TASK TO COMPLETE |
Take the data below and repeat it exactly.

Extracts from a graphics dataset
----------------

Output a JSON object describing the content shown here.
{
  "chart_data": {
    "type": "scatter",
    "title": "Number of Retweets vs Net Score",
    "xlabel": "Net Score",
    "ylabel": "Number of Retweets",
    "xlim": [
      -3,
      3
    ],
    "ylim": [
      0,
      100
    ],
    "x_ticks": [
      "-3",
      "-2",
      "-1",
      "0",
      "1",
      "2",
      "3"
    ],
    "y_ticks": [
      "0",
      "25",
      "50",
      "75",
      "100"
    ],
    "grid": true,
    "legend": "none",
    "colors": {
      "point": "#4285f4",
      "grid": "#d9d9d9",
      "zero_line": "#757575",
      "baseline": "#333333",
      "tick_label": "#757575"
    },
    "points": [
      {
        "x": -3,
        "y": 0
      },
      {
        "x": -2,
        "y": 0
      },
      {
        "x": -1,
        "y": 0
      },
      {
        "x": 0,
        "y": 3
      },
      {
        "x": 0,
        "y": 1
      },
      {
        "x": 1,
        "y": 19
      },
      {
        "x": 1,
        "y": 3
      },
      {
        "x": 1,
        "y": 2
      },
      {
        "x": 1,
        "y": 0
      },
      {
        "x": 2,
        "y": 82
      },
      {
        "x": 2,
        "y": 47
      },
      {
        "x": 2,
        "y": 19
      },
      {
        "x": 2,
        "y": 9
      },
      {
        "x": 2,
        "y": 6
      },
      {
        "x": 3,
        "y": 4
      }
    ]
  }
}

----------------

FINISHED TASK |
Output a JSON object describing the content shown here.
{
  "chart_data": {
    "type": "scatter",
    "title": "Number of Retweets vs Net Score",
    "xlabel": "Net Score",
    "ylabel": "Number of Retweets",
    "xlim": [
      -3,
      3
    ],
    "ylim": [
      0,
      100
    ],
    "x_ticks": [
      "-3",
      "-2",
      "-1",
      "0",
      "1",
      "2",
      "3"
    ],
    "y_ticks": [
      "0",
      "25",
      "50",
      "75",
      "100"
    ],
    "grid": true,
    "legend": "none",
    "colors": {
      "point": "#4285f4",
      "grid": "#d9d9d9",
      "zero_line": "#757575",
      "baseline": "#333333",
      "tick_label": "#757575"
    },
    "points": [
      {
        "x": -3,
        "y": 0
      },
      {
        "x": -2,
        "y": 0
      },
      {
        "x": -1,
        "y": 0
      },
      {
        "x": 0,
        "y": 3
      },
      {
        "x": 0,
        "y": 1
      },
      {
        "x": 1,
        "y": 19
      },
      {
        "x": 1,
        "y": 3
      },
      {
        "x": 1,
        "y": 2
      },
      {
        "x": 1,
        "y": 0
      },
      {
        "x": 2,
        "y": 82
      },
      {
        "x": 2,
        "y": 47
      },
      {
        "x": 2,
        "y": 19
      },
      {
        "x": 2,
        "y": 9
      },
      {
        "x": 2,
        "y": 6
      },
      {
        "x": 3,
        "y": 4
      }
    ]
  }
}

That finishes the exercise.